# Goal:
Pick out the lines below that contain the string "JSON" and copy them all.

[Collected data entries]

┌──

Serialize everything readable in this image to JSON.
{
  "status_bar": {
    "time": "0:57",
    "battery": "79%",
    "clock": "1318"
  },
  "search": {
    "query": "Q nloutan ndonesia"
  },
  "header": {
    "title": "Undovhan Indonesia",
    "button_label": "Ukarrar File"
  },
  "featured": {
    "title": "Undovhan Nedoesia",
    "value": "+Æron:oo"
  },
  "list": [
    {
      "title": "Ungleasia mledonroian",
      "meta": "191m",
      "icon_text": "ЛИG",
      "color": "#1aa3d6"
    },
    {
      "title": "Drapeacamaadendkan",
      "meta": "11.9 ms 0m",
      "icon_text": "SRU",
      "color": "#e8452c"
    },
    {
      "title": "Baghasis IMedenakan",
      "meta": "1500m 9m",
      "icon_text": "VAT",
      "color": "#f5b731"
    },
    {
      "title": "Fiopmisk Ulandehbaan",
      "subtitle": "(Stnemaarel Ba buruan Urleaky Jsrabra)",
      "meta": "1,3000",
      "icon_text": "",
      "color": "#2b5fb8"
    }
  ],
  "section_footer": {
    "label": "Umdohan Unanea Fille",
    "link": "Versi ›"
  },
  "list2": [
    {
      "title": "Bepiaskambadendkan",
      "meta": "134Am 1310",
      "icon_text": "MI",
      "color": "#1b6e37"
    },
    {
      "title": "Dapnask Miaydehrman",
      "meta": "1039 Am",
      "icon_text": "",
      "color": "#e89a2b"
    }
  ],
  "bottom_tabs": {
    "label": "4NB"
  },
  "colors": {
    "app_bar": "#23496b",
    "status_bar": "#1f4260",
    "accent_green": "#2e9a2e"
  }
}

└──
┌──

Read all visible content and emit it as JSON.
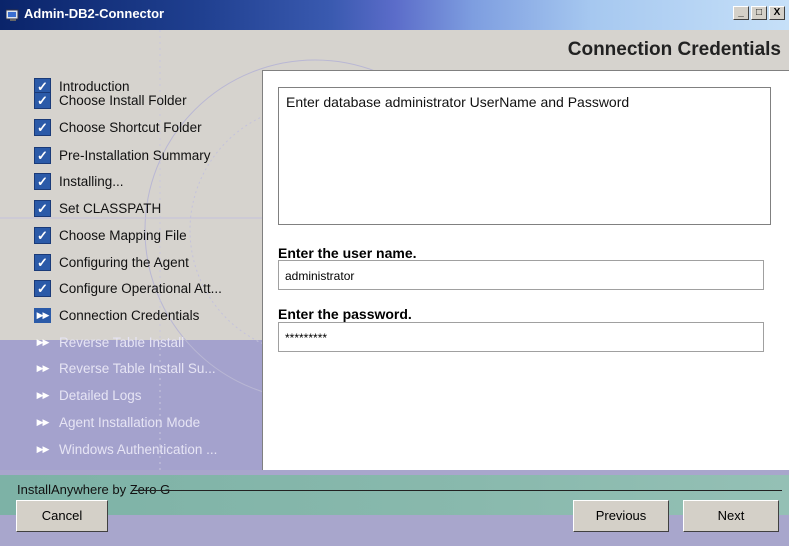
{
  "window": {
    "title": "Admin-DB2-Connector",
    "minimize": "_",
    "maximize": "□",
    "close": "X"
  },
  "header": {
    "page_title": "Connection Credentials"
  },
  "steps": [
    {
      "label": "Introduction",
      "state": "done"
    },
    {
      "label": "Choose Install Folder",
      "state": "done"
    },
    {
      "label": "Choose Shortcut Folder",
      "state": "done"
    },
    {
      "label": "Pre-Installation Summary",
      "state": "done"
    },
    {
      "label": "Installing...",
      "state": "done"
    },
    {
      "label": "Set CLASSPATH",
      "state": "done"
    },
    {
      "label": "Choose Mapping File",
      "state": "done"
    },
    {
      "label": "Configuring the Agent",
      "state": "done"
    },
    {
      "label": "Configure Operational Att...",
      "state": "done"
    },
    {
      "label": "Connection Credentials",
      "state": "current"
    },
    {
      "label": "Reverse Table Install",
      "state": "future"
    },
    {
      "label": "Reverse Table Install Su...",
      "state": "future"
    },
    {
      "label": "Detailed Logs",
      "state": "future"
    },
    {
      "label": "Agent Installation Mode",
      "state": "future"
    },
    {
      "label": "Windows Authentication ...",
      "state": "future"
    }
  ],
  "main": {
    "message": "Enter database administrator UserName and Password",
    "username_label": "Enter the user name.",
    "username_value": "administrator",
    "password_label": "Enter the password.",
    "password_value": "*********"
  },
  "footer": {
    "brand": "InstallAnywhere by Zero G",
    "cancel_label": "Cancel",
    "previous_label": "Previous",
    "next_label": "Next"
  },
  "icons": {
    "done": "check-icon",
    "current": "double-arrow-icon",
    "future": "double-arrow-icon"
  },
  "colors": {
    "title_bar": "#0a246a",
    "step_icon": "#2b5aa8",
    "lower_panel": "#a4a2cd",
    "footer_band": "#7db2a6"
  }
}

└──

# Exercise output:
Serialize everything readable in this image to JSON.
Read all visible content and emit it as JSON.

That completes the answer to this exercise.